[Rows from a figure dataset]
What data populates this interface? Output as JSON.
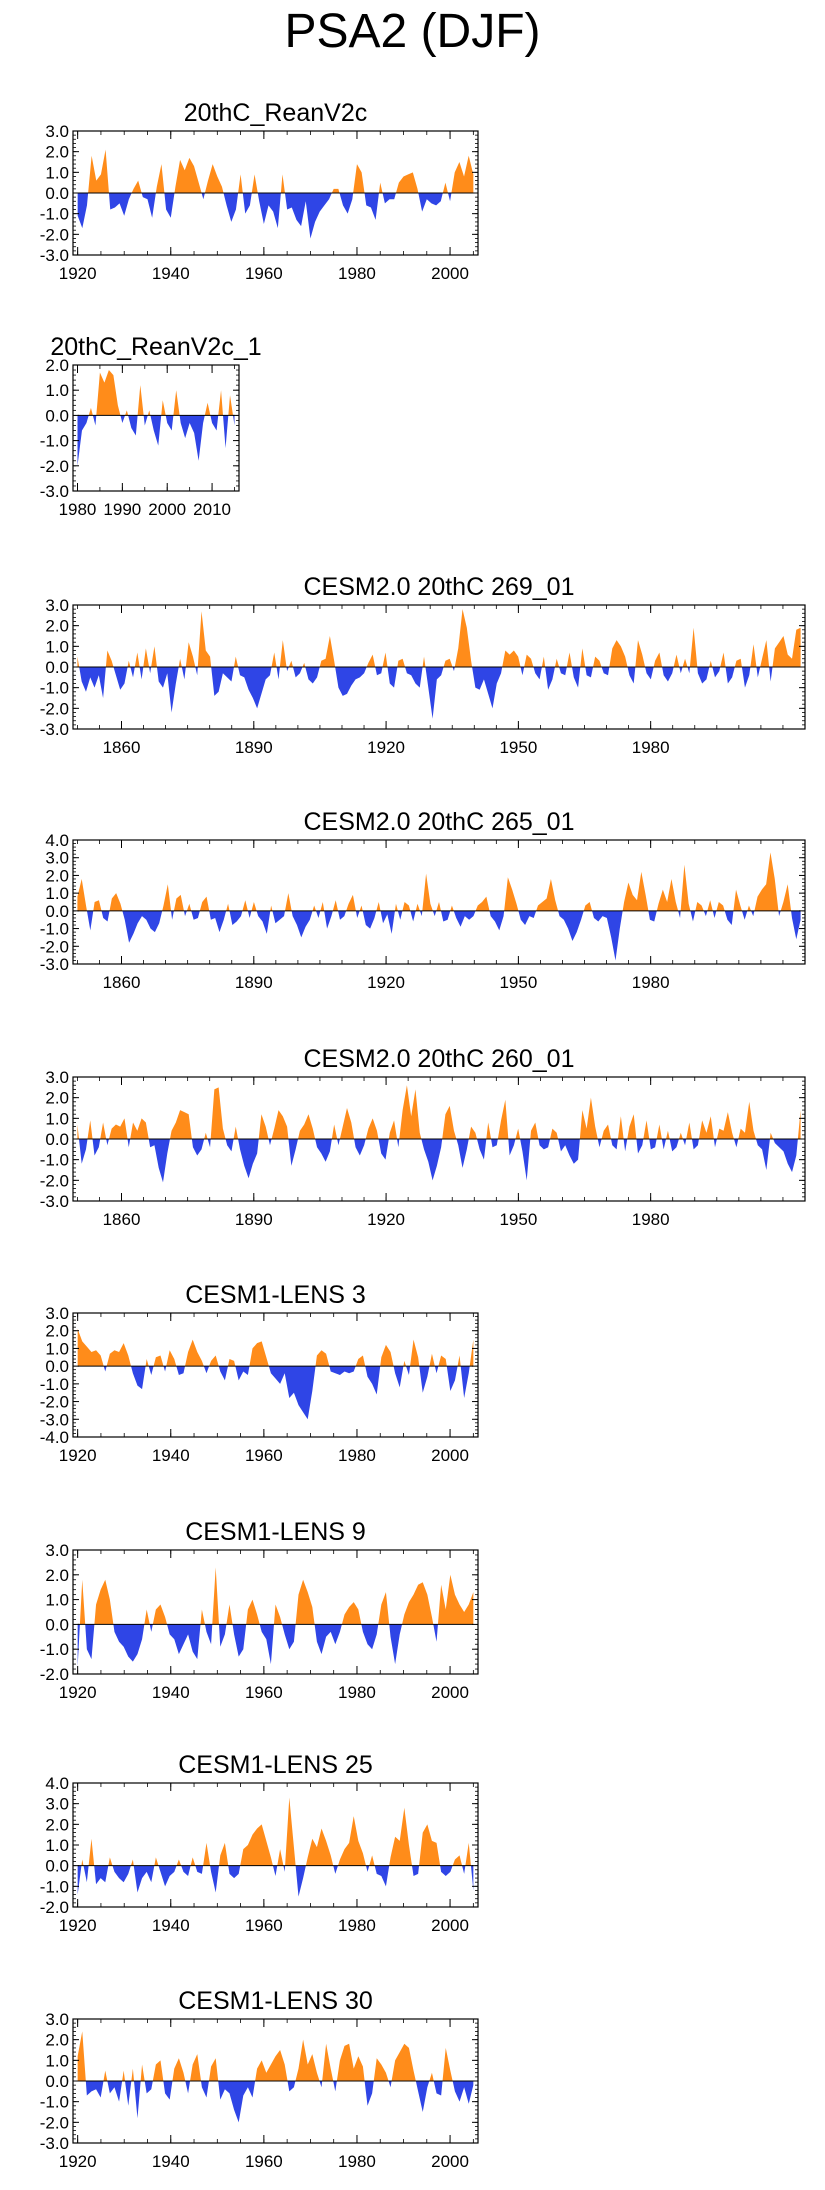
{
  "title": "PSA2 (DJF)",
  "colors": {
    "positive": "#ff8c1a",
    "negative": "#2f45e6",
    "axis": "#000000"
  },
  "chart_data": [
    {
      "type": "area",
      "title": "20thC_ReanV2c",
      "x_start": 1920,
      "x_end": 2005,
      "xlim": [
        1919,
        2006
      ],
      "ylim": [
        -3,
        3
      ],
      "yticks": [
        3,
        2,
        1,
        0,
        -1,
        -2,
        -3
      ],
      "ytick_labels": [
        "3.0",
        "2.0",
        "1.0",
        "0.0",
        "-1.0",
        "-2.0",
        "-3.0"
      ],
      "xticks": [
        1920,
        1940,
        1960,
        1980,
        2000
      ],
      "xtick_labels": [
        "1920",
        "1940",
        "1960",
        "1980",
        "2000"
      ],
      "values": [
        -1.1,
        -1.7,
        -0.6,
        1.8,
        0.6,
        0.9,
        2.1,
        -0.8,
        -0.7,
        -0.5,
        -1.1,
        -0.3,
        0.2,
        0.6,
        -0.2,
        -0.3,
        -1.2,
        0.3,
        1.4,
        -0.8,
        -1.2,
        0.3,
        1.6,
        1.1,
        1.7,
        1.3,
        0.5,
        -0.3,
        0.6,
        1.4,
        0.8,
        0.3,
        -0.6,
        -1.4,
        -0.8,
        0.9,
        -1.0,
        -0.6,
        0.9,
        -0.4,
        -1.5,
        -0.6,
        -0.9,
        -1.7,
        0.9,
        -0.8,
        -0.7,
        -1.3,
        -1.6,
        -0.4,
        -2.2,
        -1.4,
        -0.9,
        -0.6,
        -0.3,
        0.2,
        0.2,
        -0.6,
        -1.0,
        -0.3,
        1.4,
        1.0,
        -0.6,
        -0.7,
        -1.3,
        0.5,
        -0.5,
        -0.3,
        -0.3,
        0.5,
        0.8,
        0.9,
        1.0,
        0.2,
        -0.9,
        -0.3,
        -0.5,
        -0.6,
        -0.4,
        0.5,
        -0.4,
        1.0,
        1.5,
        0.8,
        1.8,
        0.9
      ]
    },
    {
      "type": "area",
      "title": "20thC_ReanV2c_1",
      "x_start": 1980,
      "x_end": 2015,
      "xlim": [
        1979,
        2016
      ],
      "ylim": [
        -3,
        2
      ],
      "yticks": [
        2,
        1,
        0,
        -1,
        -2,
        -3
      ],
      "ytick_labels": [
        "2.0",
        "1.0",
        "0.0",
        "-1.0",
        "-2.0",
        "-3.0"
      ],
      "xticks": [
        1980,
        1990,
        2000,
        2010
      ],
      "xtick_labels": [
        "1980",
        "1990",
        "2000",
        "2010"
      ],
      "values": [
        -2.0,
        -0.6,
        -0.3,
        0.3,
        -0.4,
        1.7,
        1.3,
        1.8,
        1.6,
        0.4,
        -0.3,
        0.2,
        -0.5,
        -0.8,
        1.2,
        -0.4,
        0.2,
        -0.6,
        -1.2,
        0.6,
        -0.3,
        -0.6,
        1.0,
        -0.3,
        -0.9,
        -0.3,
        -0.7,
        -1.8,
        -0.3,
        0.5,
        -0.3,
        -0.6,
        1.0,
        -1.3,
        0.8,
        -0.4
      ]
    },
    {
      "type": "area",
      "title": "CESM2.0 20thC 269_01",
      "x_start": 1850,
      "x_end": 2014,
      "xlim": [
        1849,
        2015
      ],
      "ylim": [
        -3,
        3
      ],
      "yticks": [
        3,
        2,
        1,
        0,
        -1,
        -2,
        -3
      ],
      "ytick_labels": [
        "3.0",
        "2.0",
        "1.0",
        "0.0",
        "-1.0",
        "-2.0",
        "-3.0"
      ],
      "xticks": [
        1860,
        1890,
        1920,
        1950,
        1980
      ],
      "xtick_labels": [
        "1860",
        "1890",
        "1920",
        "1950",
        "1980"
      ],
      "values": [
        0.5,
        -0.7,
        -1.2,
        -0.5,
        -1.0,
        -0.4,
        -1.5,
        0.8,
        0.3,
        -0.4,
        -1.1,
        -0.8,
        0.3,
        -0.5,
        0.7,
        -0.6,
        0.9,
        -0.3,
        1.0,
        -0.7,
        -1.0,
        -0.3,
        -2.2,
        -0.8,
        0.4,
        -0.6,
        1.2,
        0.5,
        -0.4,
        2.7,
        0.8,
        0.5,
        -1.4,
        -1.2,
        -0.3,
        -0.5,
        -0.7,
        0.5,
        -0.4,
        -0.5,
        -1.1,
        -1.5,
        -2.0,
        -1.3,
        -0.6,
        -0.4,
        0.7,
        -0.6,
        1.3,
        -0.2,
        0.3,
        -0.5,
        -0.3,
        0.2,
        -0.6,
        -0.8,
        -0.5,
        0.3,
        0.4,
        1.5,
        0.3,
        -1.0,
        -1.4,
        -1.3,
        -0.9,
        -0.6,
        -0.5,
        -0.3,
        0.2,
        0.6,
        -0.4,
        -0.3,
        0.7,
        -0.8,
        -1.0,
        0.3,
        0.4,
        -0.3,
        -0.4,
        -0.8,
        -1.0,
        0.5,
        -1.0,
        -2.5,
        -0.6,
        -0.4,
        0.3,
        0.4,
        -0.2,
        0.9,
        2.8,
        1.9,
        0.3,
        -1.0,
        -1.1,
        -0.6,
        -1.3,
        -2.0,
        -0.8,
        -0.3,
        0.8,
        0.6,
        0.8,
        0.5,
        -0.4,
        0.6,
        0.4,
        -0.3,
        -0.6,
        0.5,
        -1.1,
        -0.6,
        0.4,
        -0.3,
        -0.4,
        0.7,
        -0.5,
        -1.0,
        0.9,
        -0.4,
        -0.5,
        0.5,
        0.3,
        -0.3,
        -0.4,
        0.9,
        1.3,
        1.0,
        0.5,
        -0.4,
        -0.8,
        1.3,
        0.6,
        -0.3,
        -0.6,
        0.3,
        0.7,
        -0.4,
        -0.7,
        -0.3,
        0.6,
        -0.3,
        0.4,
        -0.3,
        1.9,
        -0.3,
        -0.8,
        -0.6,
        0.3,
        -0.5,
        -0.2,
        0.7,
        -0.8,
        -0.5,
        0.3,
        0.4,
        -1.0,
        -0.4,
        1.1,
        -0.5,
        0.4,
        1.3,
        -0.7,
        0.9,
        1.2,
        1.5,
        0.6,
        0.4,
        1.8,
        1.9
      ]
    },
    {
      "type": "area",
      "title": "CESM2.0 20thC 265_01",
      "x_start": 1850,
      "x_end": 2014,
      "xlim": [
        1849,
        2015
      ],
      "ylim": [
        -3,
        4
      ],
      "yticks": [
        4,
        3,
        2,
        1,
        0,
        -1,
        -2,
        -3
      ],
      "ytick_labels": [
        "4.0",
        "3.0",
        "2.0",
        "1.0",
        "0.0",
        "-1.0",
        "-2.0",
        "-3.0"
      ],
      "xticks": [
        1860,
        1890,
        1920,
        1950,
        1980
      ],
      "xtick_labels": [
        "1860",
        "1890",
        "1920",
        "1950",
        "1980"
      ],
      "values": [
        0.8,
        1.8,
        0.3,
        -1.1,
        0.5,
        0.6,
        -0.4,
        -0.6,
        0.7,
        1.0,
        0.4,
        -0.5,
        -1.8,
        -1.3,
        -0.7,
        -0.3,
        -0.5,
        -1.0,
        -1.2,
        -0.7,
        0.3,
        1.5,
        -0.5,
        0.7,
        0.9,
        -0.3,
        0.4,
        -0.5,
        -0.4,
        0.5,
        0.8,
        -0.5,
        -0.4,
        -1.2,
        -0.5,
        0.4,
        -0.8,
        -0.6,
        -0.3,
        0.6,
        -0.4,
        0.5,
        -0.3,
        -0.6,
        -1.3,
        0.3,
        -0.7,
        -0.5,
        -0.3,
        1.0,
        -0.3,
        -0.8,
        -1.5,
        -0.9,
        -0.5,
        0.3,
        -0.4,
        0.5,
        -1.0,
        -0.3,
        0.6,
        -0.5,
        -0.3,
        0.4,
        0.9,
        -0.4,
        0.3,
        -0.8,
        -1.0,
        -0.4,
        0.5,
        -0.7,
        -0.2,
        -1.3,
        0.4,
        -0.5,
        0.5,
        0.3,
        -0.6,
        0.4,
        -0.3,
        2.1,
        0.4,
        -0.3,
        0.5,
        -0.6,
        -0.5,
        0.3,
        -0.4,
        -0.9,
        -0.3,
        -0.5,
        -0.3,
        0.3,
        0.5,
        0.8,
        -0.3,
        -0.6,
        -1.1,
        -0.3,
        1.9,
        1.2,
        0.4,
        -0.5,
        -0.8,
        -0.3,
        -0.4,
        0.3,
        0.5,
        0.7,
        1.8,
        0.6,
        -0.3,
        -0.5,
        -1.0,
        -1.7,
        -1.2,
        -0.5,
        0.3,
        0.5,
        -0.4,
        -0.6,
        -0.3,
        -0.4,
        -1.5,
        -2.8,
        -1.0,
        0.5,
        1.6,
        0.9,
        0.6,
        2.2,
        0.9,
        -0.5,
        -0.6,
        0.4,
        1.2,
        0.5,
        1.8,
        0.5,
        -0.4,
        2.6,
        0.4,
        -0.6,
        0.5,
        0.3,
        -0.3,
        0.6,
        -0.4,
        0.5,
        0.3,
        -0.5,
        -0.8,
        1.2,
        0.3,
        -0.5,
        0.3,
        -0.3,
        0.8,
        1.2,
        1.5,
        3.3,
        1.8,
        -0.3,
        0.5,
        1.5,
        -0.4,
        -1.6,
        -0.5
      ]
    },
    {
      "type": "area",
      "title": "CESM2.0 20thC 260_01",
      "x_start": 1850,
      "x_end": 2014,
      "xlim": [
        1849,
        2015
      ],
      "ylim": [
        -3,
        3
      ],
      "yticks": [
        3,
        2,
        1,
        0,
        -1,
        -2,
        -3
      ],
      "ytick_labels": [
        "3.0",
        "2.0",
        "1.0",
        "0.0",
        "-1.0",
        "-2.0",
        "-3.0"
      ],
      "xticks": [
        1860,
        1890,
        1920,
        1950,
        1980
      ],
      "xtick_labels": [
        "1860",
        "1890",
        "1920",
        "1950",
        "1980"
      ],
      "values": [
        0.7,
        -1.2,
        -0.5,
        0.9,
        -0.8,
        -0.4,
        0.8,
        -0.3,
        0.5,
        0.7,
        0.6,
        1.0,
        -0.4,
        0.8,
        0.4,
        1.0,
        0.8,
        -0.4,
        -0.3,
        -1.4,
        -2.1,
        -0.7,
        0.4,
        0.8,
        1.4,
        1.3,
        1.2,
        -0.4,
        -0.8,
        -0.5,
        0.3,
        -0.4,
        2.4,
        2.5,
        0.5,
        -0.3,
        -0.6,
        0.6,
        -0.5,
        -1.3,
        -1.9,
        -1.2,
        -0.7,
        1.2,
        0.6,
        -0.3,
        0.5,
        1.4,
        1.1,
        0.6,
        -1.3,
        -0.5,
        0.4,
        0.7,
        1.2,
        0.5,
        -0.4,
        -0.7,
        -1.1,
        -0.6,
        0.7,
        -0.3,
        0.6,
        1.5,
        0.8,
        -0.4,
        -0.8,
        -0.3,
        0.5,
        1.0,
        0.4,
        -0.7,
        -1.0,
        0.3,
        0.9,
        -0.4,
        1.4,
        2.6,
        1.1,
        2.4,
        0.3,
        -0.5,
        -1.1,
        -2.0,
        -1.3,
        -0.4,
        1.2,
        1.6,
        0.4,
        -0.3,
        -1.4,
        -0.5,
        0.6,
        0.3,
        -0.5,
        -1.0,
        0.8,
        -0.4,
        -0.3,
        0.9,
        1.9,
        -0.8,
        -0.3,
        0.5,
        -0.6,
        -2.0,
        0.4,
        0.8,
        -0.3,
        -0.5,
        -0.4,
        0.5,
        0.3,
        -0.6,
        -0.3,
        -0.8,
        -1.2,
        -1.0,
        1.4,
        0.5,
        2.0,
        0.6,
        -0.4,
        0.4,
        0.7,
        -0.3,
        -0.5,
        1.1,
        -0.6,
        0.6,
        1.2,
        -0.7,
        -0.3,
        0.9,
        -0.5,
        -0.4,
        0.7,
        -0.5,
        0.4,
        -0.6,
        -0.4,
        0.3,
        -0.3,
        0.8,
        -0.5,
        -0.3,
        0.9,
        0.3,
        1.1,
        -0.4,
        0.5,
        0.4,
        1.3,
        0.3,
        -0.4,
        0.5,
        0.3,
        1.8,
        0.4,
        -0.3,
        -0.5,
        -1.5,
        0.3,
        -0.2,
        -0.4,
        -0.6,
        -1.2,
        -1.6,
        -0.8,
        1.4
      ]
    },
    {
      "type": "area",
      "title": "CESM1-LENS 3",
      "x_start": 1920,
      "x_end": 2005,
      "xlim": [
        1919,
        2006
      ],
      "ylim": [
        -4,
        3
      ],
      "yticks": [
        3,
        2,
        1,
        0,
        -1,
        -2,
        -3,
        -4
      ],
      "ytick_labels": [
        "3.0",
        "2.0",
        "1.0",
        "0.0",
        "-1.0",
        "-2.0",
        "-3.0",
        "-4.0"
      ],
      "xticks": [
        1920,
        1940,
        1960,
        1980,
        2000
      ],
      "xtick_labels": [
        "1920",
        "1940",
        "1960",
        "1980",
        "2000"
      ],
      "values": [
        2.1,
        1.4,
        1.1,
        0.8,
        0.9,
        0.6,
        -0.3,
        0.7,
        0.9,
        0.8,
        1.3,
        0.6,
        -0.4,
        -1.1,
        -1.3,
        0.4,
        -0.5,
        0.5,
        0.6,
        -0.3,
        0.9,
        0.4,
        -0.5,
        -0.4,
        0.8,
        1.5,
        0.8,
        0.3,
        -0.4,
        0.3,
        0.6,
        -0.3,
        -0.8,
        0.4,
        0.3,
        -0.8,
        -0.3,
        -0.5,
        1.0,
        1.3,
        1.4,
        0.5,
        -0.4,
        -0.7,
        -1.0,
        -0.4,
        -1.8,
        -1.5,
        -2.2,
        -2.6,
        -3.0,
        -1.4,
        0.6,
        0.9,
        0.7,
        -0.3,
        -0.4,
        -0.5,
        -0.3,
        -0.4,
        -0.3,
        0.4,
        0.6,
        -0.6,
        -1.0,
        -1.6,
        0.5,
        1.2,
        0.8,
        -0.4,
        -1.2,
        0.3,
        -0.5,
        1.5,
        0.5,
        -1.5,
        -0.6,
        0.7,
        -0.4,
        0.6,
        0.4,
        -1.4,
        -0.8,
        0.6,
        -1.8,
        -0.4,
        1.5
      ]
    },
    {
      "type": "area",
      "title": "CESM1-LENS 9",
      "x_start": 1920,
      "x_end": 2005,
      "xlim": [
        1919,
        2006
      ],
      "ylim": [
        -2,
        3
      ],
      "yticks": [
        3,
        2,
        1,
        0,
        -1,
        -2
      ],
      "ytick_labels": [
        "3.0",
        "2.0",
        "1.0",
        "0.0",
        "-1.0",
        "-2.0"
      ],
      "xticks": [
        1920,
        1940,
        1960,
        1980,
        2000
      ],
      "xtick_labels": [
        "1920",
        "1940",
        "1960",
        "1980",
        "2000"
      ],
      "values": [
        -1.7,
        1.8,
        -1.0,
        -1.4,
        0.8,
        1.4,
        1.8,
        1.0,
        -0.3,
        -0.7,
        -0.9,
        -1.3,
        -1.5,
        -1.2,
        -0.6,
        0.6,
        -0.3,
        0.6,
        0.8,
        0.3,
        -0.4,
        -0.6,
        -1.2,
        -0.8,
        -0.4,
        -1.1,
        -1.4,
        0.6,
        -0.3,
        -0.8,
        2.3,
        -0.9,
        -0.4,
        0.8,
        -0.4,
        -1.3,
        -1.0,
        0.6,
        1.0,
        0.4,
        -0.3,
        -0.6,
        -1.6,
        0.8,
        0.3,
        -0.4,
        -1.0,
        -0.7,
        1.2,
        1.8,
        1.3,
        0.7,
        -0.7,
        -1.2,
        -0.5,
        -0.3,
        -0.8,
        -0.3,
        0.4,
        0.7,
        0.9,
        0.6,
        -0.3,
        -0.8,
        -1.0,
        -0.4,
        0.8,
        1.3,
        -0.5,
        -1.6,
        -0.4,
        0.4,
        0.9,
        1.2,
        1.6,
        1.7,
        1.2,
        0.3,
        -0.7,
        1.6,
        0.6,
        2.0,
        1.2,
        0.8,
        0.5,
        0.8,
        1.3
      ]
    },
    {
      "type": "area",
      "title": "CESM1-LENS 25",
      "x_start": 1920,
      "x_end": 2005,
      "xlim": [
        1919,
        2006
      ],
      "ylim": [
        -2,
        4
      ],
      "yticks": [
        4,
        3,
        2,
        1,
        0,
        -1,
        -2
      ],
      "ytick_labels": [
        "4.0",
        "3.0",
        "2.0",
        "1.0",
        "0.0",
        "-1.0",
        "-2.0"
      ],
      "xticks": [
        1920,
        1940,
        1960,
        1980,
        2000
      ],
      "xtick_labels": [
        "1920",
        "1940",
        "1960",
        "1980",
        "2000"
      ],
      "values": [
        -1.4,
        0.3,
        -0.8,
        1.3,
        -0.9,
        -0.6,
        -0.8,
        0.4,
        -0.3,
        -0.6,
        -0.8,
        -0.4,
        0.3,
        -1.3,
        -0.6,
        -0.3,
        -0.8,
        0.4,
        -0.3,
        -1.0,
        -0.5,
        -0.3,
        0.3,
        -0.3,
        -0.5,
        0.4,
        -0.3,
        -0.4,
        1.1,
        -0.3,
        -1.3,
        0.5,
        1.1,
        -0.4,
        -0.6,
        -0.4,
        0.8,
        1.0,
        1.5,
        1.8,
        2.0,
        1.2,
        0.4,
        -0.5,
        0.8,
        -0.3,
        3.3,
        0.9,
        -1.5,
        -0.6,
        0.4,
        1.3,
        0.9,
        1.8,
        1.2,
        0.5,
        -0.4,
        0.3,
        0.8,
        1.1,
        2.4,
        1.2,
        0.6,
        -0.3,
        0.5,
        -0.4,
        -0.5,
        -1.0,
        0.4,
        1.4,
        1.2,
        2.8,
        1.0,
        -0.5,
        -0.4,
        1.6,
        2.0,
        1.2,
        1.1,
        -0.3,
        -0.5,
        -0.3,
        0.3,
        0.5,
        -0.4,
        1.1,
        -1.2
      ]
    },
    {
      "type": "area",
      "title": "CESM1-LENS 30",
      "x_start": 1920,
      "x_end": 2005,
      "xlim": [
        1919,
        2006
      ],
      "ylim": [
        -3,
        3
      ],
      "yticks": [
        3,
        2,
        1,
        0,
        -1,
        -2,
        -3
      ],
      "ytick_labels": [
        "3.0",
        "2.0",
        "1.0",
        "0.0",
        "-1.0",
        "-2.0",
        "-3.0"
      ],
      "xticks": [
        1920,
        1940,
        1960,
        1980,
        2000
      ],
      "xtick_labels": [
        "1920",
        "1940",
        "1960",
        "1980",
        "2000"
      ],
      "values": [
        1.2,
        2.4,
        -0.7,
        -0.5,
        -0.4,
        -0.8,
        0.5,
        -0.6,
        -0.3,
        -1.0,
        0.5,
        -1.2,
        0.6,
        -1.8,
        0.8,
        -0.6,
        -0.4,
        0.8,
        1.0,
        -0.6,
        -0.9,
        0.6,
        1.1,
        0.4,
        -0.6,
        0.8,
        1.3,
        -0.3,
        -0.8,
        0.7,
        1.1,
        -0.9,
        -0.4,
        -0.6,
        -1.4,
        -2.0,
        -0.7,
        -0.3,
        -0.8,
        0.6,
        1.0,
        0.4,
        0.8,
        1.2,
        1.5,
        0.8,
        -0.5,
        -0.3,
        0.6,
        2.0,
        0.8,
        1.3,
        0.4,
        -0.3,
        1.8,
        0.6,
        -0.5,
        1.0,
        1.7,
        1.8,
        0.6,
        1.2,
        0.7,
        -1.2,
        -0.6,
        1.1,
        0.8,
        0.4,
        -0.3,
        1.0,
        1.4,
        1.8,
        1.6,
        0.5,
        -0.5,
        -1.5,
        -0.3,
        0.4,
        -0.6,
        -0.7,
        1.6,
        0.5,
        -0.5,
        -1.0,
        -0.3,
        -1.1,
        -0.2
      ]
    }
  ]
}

- Task goal
From the records, copy every line that has the string "LENS" in it.

- Solved problem
      "title": "CESM1-LENS 3",
      "title": "CESM1-LENS 9",
      "title": "CESM1-LENS 25",
      "title": "CESM1-LENS 30",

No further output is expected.